## Given exercise
Give every entry again, unchanged, and leave its images out.

## Data to use
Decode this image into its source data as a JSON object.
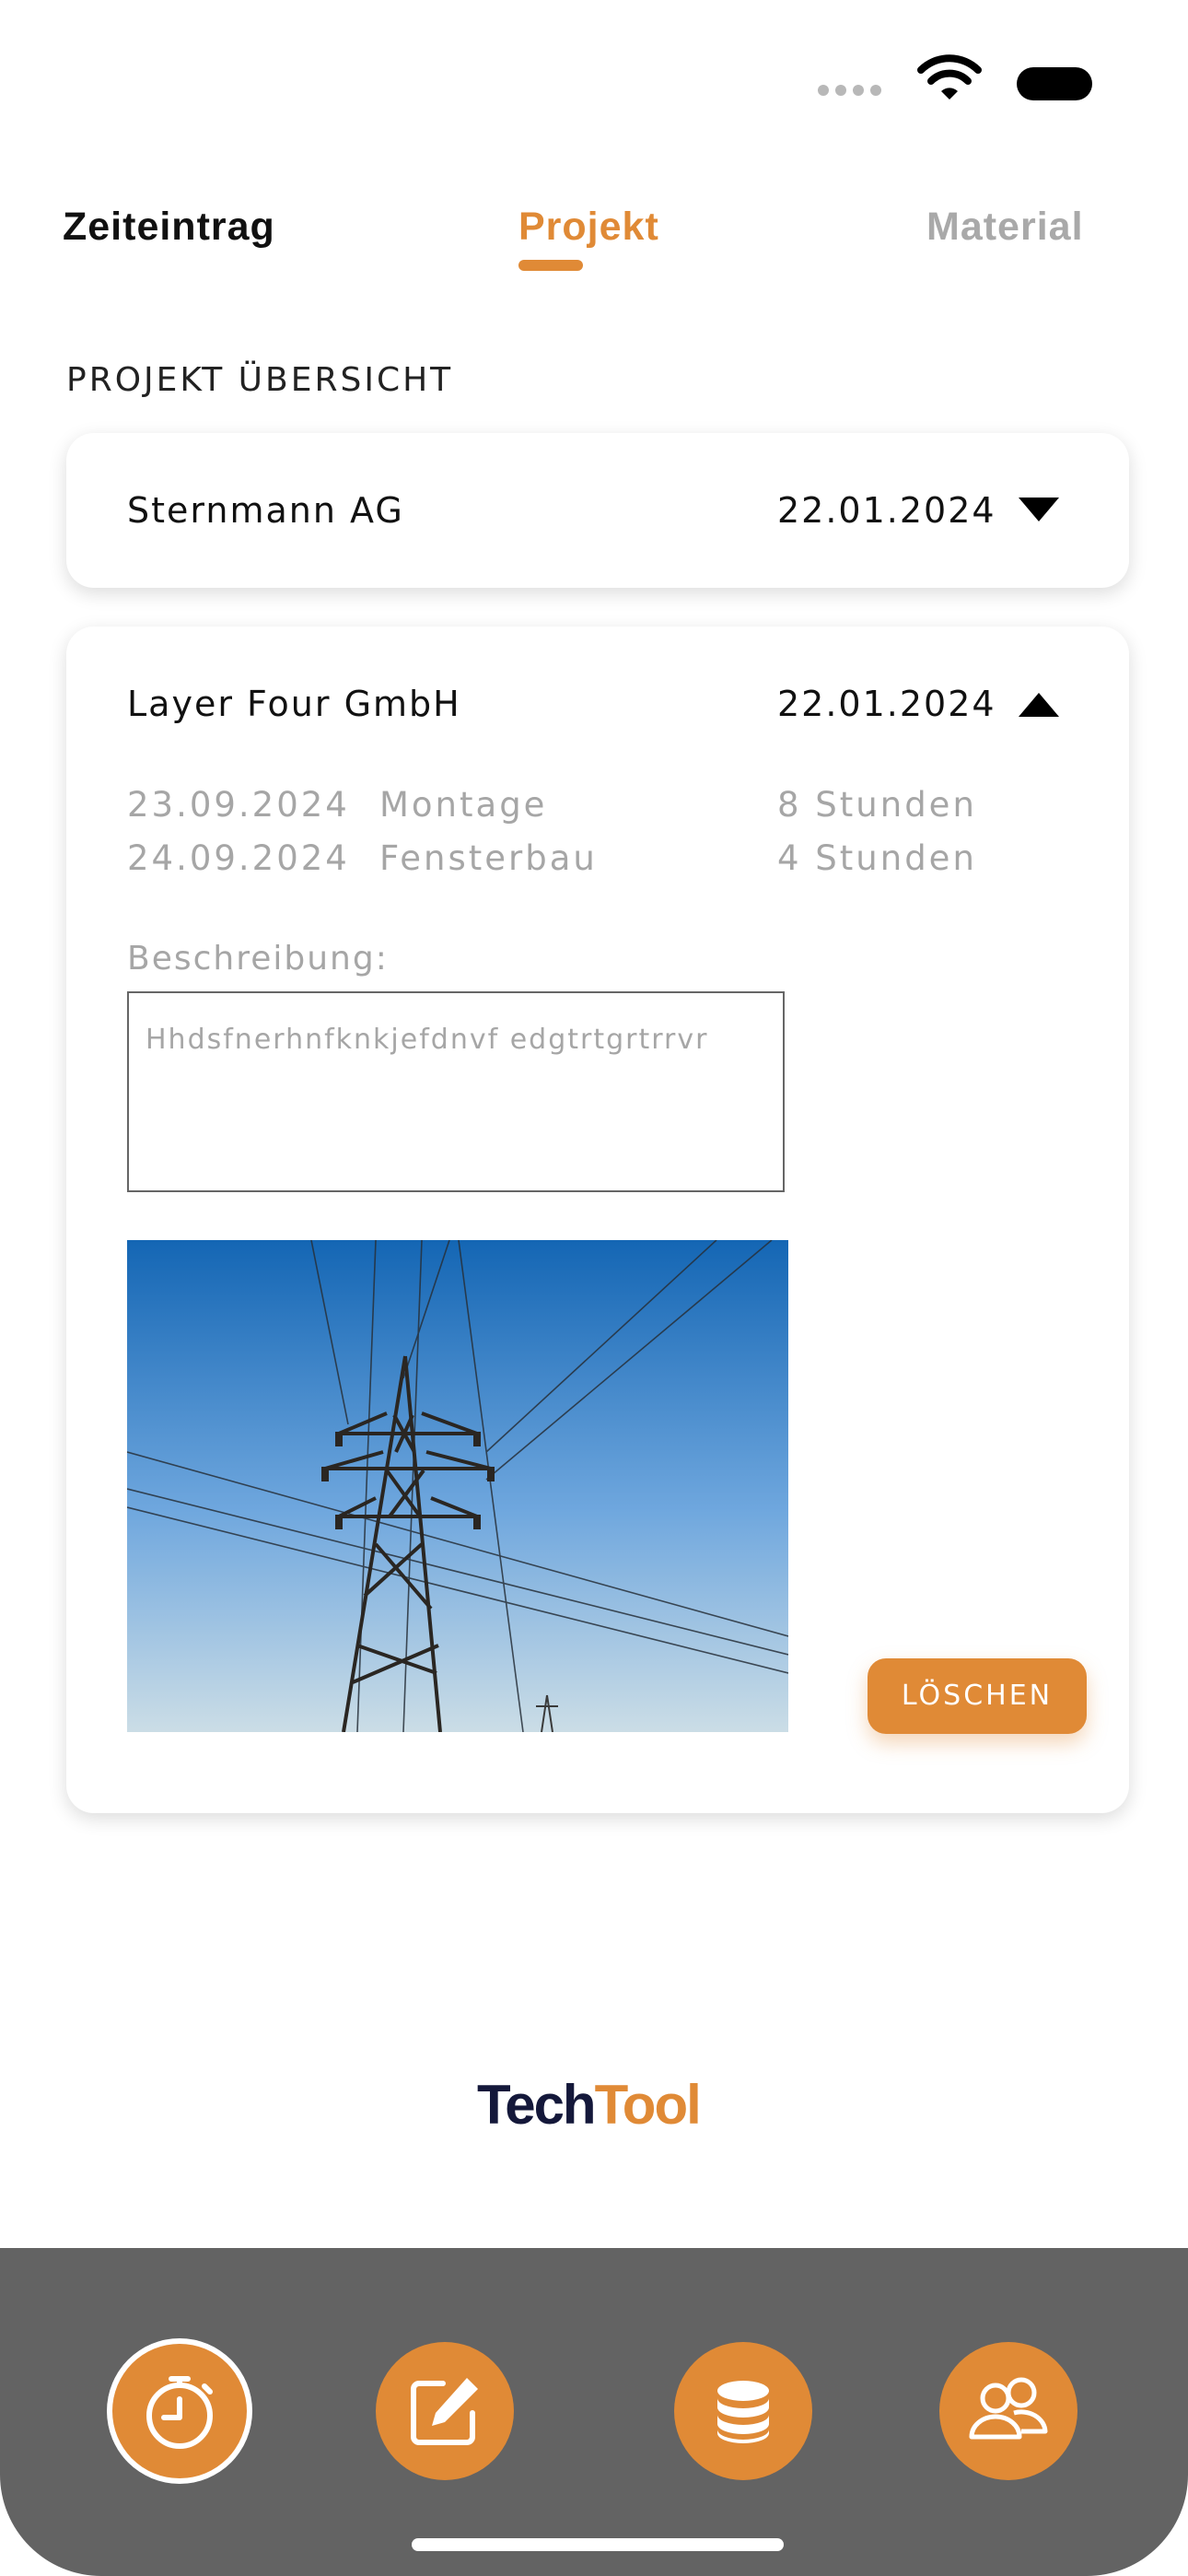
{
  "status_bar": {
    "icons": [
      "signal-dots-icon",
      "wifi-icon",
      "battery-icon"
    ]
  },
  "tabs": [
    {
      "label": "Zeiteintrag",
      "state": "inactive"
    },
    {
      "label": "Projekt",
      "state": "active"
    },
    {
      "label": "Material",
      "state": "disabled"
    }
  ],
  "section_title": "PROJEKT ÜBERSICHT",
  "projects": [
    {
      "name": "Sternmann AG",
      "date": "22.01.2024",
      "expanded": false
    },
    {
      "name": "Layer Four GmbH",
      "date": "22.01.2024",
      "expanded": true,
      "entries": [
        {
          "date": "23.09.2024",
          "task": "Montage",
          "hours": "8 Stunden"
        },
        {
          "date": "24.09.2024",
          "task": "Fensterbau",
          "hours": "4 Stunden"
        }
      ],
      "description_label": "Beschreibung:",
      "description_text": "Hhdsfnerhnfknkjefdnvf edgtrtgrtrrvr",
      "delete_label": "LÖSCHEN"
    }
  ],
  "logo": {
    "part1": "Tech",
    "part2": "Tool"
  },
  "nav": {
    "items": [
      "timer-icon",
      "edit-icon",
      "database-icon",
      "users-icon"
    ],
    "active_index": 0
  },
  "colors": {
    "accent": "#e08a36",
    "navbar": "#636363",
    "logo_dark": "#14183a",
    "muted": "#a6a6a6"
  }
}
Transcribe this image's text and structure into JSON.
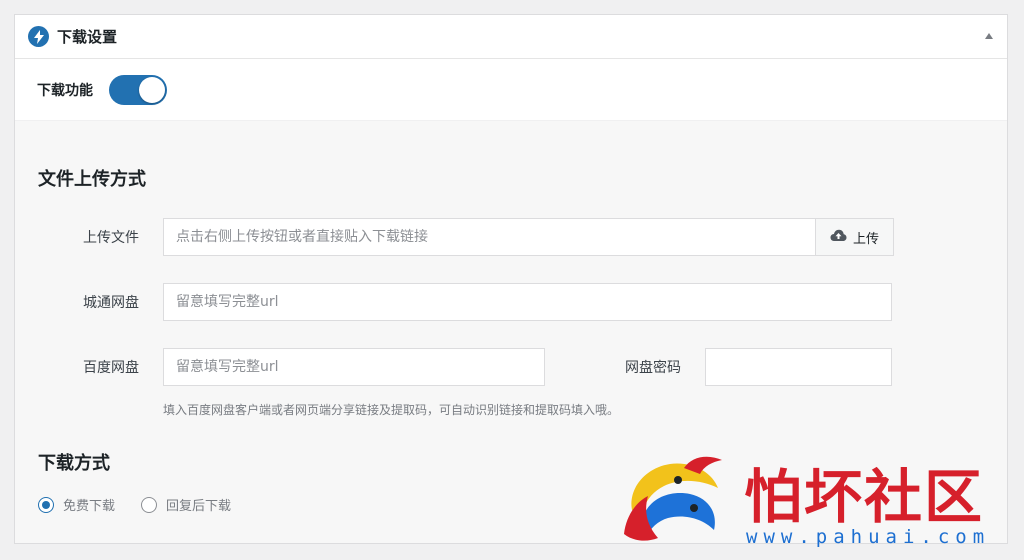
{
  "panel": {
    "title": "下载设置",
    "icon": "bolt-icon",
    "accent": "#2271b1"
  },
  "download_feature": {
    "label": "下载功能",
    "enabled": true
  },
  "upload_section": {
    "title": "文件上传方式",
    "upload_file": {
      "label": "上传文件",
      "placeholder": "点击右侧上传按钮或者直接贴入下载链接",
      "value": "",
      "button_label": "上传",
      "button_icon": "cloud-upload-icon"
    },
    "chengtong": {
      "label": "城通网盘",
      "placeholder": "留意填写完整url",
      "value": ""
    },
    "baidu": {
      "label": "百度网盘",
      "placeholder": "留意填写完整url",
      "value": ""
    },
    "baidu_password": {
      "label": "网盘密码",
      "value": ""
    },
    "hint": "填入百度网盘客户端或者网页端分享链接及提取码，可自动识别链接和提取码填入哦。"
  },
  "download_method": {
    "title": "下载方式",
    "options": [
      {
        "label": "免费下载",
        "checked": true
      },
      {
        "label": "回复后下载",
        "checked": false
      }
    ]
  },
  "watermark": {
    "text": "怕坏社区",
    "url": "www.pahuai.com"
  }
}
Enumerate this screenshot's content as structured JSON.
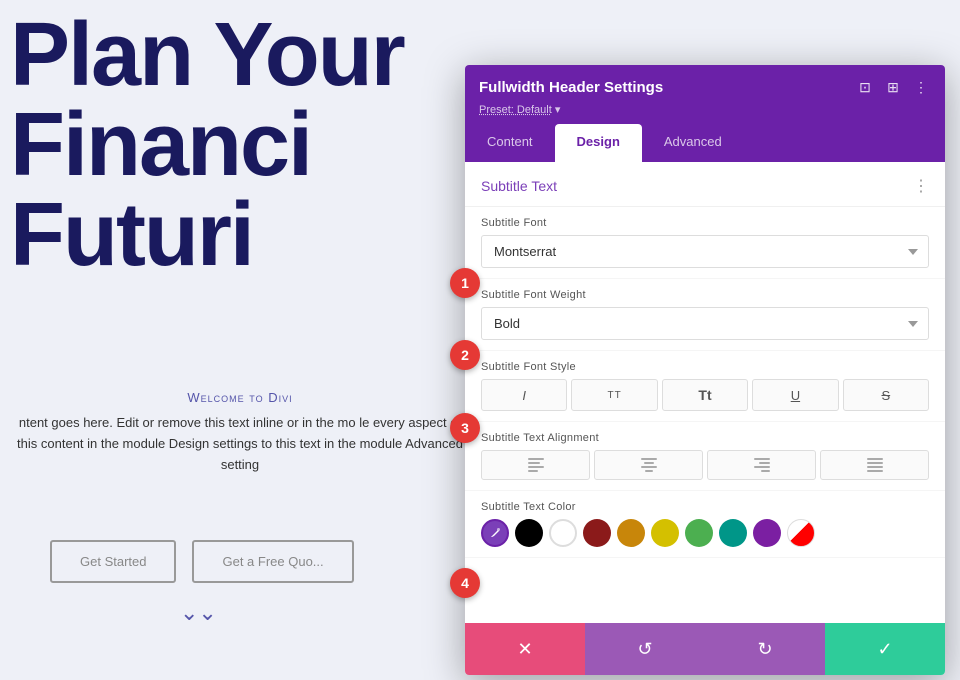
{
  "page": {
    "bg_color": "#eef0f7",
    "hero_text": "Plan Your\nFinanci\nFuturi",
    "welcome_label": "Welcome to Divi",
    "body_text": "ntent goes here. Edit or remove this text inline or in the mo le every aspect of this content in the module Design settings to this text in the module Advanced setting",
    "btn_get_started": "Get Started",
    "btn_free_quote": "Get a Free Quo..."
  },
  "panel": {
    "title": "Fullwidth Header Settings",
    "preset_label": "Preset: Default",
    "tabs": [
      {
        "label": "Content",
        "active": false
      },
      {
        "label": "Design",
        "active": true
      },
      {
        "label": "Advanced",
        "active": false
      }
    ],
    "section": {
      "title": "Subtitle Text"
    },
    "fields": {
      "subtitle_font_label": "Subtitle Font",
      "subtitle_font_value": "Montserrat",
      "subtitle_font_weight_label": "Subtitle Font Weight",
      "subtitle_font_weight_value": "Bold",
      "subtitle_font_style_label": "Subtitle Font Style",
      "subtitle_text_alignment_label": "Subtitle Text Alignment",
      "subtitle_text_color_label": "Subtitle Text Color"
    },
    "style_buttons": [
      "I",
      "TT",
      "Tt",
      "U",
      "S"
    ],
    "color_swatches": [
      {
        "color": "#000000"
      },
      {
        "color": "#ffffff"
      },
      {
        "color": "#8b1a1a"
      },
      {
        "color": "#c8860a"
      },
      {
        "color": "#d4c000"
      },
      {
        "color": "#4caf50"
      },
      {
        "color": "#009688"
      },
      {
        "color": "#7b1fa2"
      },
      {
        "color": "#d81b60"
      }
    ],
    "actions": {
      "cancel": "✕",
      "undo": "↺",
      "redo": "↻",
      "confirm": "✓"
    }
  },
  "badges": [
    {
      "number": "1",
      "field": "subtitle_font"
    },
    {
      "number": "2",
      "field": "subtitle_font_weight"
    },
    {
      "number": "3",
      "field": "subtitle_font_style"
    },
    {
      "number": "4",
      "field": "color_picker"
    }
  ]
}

## Output of the task
Decode this image into its source data as a JSON object.
{
  "status_bar": {
    "icons": [
      "signal-dots-icon",
      "wifi-icon",
      "battery-icon"
    ]
  },
  "tabs": [
    {
      "label": "Zeiteintrag",
      "state": "inactive"
    },
    {
      "label": "Projekt",
      "state": "active"
    },
    {
      "label": "Material",
      "state": "disabled"
    }
  ],
  "section_title": "PROJEKT ÜBERSICHT",
  "projects": [
    {
      "name": "Sternmann AG",
      "date": "22.01.2024",
      "expanded": false
    },
    {
      "name": "Layer Four GmbH",
      "date": "22.01.2024",
      "expanded": true,
      "entries": [
        {
          "date": "23.09.2024",
          "task": "Montage",
          "hours": "8 Stunden"
        },
        {
          "date": "24.09.2024",
          "task": "Fensterbau",
          "hours": "4 Stunden"
        }
      ],
      "description_label": "Beschreibung:",
      "description_text": "Hhdsfnerhnfknkjefdnvf edgtrtgrtrrvr",
      "delete_label": "LÖSCHEN"
    }
  ],
  "logo": {
    "part1": "Tech",
    "part2": "Tool"
  },
  "nav": {
    "items": [
      "timer-icon",
      "edit-icon",
      "database-icon",
      "users-icon"
    ],
    "active_index": 0
  },
  "colors": {
    "accent": "#e08a36",
    "navbar": "#636363",
    "logo_dark": "#14183a",
    "muted": "#a6a6a6"
  }
}
Transcribe this image's text and structure into JSON.
{
  "panel": {
    "title": "下载设置",
    "icon": "bolt-icon",
    "accent": "#2271b1"
  },
  "download_feature": {
    "label": "下载功能",
    "enabled": true
  },
  "upload_section": {
    "title": "文件上传方式",
    "upload_file": {
      "label": "上传文件",
      "placeholder": "点击右侧上传按钮或者直接贴入下载链接",
      "value": "",
      "button_label": "上传",
      "button_icon": "cloud-upload-icon"
    },
    "chengtong": {
      "label": "城通网盘",
      "placeholder": "留意填写完整url",
      "value": ""
    },
    "baidu": {
      "label": "百度网盘",
      "placeholder": "留意填写完整url",
      "value": ""
    },
    "baidu_password": {
      "label": "网盘密码",
      "value": ""
    },
    "hint": "填入百度网盘客户端或者网页端分享链接及提取码，可自动识别链接和提取码填入哦。"
  },
  "download_method": {
    "title": "下载方式",
    "options": [
      {
        "label": "免费下载",
        "checked": true
      },
      {
        "label": "回复后下载",
        "checked": false
      }
    ]
  },
  "watermark": {
    "text": "怕坏社区",
    "url": "www.pahuai.com"
  }
}
Enumerate this screenshot's content as structured JSON.
{
  "page": {
    "bg_color": "#eef0f7",
    "hero_text": "Plan Your\nFinanci\nFuturi",
    "welcome_label": "Welcome to Divi",
    "body_text": "ntent goes here. Edit or remove this text inline or in the mo le every aspect of this content in the module Design settings to this text in the module Advanced setting",
    "btn_get_started": "Get Started",
    "btn_free_quote": "Get a Free Quo..."
  },
  "panel": {
    "title": "Fullwidth Header Settings",
    "preset_label": "Preset: Default",
    "tabs": [
      {
        "label": "Content",
        "active": false
      },
      {
        "label": "Design",
        "active": true
      },
      {
        "label": "Advanced",
        "active": false
      }
    ],
    "section": {
      "title": "Subtitle Text"
    },
    "fields": {
      "subtitle_font_label": "Subtitle Font",
      "subtitle_font_value": "Montserrat",
      "subtitle_font_weight_label": "Subtitle Font Weight",
      "subtitle_font_weight_value": "Bold",
      "subtitle_font_style_label": "Subtitle Font Style",
      "subtitle_text_alignment_label": "Subtitle Text Alignment",
      "subtitle_text_color_label": "Subtitle Text Color"
    },
    "style_buttons": [
      "I",
      "TT",
      "Tt",
      "U",
      "S"
    ],
    "color_swatches": [
      {
        "color": "#000000"
      },
      {
        "color": "#ffffff"
      },
      {
        "color": "#8b1a1a"
      },
      {
        "color": "#c8860a"
      },
      {
        "color": "#d4c000"
      },
      {
        "color": "#4caf50"
      },
      {
        "color": "#009688"
      },
      {
        "color": "#7b1fa2"
      },
      {
        "color": "#d81b60"
      }
    ],
    "actions": {
      "cancel": "✕",
      "undo": "↺",
      "redo": "↻",
      "confirm": "✓"
    }
  },
  "badges": [
    {
      "number": "1",
      "field": "subtitle_font"
    },
    {
      "number": "2",
      "field": "subtitle_font_weight"
    },
    {
      "number": "3",
      "field": "subtitle_font_style"
    },
    {
      "number": "4",
      "field": "color_picker"
    }
  ]
}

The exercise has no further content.